## WHAT IS EXPECTED
Examine the records and identify each line that includes the string "fbma". Copy those lines.

═════ SUPPLIED RECORDS

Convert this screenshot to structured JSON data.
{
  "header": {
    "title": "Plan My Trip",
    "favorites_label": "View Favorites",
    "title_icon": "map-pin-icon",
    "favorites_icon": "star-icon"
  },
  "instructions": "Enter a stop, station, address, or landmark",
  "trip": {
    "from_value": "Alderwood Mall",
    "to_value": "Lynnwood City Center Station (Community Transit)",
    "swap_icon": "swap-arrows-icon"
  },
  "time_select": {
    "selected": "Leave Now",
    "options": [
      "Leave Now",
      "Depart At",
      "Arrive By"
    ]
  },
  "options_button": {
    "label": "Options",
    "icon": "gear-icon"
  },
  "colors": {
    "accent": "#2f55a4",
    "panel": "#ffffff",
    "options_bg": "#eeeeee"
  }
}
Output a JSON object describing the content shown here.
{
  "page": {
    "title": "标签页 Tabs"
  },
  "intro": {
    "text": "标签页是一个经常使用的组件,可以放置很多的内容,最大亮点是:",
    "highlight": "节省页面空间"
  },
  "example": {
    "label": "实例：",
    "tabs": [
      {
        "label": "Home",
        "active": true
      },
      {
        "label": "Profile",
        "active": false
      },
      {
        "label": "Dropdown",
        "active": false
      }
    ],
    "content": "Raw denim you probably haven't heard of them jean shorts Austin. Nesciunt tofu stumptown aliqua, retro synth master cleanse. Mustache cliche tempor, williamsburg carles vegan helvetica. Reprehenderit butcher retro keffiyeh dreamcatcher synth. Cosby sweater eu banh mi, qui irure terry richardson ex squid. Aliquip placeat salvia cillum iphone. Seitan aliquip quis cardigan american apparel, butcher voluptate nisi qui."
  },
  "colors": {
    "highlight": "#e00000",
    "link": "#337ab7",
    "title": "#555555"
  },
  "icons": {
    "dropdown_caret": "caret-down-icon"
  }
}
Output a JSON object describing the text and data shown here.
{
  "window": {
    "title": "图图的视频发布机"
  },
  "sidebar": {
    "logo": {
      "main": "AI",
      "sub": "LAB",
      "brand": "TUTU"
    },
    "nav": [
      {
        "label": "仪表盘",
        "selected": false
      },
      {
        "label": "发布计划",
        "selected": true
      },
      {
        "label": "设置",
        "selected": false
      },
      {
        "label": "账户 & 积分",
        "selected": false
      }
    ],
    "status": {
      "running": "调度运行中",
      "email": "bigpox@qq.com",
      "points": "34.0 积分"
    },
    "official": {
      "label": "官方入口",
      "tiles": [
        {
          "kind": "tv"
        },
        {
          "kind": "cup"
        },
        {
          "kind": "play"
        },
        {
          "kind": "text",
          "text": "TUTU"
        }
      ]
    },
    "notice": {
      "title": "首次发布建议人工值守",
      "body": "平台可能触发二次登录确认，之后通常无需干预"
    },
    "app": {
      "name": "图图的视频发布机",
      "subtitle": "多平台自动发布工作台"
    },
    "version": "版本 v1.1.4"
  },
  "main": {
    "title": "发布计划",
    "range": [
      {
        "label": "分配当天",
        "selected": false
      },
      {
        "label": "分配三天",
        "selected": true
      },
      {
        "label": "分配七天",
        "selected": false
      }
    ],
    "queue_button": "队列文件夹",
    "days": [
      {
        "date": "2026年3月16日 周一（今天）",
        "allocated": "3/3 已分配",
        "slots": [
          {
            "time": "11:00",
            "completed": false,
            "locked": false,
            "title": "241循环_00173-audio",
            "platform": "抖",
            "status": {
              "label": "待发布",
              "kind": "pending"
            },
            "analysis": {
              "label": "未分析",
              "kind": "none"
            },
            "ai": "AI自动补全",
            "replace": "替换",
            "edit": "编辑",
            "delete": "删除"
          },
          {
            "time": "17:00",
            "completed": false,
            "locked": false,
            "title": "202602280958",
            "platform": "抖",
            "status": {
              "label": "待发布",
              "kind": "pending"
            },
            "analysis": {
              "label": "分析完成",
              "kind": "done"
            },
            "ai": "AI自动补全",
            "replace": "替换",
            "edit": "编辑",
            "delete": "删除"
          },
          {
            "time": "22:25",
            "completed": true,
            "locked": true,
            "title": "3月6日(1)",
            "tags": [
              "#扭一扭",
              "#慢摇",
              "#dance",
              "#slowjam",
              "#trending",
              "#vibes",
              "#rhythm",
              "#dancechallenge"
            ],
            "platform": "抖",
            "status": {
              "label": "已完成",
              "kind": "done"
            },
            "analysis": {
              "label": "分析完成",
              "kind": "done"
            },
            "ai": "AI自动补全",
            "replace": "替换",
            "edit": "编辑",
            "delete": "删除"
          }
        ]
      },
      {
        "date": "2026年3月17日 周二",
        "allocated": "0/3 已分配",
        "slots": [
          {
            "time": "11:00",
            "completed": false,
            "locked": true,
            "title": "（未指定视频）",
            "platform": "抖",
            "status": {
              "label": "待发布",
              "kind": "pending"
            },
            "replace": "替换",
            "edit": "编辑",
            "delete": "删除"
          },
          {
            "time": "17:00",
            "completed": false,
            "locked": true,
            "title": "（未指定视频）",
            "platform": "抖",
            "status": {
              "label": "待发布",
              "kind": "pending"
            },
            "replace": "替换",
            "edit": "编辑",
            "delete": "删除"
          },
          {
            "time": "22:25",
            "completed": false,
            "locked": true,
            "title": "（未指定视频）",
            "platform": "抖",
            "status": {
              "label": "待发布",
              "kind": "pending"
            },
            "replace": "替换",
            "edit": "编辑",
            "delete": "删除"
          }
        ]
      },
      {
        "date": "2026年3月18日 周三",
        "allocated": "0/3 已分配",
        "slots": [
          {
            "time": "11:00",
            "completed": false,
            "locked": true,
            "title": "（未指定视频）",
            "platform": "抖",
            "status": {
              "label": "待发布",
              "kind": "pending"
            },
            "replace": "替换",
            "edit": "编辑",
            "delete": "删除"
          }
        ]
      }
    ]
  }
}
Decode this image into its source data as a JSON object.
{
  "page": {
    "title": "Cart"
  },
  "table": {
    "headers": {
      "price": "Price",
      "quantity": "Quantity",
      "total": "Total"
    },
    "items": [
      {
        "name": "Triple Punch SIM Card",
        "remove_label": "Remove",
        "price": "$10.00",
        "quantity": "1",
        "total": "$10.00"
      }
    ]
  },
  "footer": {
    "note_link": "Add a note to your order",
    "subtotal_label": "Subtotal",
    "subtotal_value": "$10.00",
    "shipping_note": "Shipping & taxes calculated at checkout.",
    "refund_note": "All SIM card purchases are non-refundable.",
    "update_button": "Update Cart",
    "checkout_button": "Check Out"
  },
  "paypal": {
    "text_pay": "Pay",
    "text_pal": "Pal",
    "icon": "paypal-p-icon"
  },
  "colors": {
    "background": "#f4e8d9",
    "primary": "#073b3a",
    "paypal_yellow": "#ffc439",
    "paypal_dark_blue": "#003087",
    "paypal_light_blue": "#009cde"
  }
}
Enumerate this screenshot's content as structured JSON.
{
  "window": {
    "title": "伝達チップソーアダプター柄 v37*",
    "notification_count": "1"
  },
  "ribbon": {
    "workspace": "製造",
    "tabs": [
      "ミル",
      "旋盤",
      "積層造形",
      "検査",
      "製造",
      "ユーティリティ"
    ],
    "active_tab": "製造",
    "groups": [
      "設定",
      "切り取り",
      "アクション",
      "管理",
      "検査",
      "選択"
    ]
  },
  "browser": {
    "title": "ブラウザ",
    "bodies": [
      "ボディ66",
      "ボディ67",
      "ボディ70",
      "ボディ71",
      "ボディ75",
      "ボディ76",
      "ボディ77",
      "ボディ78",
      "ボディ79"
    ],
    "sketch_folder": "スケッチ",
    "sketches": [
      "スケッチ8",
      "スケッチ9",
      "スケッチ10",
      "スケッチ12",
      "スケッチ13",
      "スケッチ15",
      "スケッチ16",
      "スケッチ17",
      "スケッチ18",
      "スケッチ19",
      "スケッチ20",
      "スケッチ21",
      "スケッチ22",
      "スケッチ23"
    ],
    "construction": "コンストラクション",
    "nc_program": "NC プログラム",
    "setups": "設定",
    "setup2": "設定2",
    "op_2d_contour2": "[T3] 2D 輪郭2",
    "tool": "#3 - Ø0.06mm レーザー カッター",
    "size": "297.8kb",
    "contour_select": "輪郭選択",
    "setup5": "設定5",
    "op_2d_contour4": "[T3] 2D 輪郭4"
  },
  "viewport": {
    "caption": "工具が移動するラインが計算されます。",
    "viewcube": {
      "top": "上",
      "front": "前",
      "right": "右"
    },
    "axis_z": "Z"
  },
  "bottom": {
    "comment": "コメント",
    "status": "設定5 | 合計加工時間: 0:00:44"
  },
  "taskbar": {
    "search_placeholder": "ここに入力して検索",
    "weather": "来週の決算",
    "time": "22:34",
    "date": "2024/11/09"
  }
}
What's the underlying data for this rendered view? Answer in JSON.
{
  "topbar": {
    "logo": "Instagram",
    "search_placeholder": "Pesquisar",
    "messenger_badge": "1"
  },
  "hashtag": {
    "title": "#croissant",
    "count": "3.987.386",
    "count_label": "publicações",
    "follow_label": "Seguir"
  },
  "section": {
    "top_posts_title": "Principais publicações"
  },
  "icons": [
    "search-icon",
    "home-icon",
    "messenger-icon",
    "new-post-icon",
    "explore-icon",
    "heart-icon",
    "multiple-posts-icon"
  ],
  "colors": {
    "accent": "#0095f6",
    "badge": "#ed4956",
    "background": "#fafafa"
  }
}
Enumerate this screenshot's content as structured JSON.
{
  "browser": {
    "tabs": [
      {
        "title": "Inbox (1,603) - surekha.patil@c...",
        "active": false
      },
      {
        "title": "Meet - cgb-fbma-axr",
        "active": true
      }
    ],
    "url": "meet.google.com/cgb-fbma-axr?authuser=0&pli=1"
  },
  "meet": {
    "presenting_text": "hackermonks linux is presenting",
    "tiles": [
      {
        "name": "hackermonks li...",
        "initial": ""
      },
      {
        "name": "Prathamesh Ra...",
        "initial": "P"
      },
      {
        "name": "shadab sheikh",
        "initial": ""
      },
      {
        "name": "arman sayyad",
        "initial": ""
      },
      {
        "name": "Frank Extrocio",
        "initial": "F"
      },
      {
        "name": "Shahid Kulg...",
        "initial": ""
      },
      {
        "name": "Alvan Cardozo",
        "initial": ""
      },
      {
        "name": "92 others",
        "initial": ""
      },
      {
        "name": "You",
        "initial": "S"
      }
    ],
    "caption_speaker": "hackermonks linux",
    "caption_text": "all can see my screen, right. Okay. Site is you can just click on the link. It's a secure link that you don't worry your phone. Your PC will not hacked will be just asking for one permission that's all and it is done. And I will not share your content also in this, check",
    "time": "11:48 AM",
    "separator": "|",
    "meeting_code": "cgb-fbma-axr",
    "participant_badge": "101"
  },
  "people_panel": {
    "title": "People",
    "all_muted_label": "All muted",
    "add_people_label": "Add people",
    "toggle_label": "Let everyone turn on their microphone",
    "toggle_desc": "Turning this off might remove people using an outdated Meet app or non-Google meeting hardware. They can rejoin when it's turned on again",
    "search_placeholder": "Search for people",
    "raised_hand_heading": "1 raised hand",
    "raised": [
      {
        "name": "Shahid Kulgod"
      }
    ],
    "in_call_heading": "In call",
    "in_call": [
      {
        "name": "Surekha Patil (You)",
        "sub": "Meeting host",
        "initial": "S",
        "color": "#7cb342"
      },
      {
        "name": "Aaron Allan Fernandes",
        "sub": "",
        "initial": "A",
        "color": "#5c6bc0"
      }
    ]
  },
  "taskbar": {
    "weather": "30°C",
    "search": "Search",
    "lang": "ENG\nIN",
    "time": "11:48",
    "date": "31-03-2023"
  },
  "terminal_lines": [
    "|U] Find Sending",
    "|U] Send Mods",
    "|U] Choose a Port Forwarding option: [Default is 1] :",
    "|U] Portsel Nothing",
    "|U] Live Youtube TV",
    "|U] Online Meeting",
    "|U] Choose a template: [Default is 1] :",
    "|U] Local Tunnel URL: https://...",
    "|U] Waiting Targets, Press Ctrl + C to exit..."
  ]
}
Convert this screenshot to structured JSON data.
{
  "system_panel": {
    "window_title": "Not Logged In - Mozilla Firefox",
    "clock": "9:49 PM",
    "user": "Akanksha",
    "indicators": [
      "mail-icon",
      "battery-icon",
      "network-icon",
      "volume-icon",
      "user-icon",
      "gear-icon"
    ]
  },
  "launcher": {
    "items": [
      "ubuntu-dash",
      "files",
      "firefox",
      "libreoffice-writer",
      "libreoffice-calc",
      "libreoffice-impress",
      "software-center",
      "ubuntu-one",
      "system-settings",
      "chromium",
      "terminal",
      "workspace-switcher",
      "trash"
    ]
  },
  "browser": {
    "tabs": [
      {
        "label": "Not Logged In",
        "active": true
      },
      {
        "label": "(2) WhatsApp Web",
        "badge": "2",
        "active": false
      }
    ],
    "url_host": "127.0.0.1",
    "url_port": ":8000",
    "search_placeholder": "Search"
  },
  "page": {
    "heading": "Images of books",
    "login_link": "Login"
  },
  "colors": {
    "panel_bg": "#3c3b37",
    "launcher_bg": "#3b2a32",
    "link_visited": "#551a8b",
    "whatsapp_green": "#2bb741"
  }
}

══════════

## FULL OUTPUT
        "title": "Meet - cgb-fbma-axr",
    "url": "meet.google.com/cgb-fbma-axr?authuser=0&pli=1"
    "meeting_code": "cgb-fbma-axr",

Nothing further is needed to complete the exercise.